──────── INPUT DATA

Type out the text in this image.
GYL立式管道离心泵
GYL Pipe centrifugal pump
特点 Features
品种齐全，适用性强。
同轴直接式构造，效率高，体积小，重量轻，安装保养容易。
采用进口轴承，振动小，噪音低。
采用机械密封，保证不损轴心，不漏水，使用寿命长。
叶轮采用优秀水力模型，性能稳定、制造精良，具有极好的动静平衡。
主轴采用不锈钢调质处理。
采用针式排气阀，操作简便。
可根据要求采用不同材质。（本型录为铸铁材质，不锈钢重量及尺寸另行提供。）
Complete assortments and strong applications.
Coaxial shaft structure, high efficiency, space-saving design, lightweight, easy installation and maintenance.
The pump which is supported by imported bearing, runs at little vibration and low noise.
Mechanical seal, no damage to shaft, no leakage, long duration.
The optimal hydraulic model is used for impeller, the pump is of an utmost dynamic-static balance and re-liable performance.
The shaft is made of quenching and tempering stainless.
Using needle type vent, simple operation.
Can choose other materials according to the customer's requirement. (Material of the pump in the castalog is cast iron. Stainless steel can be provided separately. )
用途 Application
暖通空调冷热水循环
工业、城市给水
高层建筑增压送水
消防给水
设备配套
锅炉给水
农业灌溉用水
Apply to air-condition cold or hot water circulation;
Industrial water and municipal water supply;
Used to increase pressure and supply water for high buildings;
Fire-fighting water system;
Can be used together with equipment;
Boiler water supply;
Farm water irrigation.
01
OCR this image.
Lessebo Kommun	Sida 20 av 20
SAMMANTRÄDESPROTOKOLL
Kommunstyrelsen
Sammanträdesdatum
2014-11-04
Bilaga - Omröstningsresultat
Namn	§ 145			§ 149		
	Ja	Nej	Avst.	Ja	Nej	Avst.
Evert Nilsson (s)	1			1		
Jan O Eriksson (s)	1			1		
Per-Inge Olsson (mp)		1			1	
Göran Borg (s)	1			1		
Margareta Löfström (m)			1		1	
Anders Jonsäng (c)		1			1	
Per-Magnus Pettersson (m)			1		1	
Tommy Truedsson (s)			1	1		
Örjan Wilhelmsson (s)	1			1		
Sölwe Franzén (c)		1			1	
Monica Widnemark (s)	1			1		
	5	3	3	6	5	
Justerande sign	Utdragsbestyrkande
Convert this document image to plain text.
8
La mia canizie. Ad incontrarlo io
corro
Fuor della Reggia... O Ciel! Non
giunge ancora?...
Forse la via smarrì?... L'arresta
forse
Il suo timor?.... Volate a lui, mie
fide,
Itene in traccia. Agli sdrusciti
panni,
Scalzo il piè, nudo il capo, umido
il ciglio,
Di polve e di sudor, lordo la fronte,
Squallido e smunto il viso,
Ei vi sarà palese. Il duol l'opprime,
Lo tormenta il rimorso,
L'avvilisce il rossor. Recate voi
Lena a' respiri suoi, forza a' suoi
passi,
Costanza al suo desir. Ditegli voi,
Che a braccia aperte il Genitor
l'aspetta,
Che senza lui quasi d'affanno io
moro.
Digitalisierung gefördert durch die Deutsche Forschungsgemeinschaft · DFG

────────────────

**WHAT IS ASKED:** Within the entries above, how many lines contain "text"? Respond with the number only.

**ANSWER TO THIS EXERCISE:** 2